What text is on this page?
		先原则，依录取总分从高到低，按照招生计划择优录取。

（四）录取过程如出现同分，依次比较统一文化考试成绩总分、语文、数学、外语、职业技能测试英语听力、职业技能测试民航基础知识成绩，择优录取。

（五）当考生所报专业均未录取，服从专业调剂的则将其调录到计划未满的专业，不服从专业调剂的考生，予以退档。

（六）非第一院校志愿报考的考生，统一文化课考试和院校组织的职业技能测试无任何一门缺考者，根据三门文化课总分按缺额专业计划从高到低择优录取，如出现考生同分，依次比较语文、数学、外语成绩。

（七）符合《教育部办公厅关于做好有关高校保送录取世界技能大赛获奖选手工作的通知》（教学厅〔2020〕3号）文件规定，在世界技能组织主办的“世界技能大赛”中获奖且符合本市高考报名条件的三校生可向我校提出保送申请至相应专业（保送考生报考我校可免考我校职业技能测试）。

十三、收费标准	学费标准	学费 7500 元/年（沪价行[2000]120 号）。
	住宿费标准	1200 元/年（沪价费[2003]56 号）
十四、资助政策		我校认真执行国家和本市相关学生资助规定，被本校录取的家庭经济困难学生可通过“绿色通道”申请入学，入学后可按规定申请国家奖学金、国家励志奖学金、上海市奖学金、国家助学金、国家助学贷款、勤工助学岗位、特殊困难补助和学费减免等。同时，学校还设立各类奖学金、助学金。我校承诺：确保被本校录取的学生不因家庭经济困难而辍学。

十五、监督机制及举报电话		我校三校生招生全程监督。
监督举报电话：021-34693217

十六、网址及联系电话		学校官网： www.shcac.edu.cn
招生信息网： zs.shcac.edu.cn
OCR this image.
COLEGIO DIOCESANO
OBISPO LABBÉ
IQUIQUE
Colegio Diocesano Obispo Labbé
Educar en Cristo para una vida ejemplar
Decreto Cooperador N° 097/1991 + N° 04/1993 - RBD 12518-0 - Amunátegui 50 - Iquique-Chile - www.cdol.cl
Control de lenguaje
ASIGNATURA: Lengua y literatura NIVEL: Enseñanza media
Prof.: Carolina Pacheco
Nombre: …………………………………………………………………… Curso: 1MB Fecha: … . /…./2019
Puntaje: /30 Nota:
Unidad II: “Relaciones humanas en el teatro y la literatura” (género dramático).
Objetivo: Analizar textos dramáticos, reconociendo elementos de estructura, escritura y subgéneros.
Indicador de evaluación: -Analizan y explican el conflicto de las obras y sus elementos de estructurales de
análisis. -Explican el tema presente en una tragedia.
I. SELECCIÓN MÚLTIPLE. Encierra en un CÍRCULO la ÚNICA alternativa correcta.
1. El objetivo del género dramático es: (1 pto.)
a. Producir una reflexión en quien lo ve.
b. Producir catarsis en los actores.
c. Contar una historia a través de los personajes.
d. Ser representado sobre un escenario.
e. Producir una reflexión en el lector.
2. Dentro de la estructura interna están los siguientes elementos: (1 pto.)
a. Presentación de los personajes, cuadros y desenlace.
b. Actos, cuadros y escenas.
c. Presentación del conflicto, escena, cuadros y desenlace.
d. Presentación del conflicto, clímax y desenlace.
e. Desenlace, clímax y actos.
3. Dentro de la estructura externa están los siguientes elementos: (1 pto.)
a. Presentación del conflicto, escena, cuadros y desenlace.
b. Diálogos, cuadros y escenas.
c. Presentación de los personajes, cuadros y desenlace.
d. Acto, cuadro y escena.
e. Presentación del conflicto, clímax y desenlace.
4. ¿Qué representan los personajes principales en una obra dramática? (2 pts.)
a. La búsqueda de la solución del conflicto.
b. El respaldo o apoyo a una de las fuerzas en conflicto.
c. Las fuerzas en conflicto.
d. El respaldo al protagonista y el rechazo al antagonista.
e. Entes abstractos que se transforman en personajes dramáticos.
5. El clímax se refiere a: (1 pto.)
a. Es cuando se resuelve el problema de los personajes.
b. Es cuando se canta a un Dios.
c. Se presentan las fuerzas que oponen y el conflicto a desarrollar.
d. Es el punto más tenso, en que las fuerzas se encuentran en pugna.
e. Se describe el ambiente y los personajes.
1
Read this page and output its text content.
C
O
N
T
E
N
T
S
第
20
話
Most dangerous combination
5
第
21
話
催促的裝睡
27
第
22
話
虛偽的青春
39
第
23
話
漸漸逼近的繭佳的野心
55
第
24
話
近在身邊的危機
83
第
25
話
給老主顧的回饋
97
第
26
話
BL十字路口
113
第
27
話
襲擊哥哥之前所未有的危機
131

_ _ _ _

Short problem: In the entries above, find each line with the string "escenas" and copy it.

Result for this task:
b. Actos, cuadros y escenas.
b. Diálogos, cuadros y escenas.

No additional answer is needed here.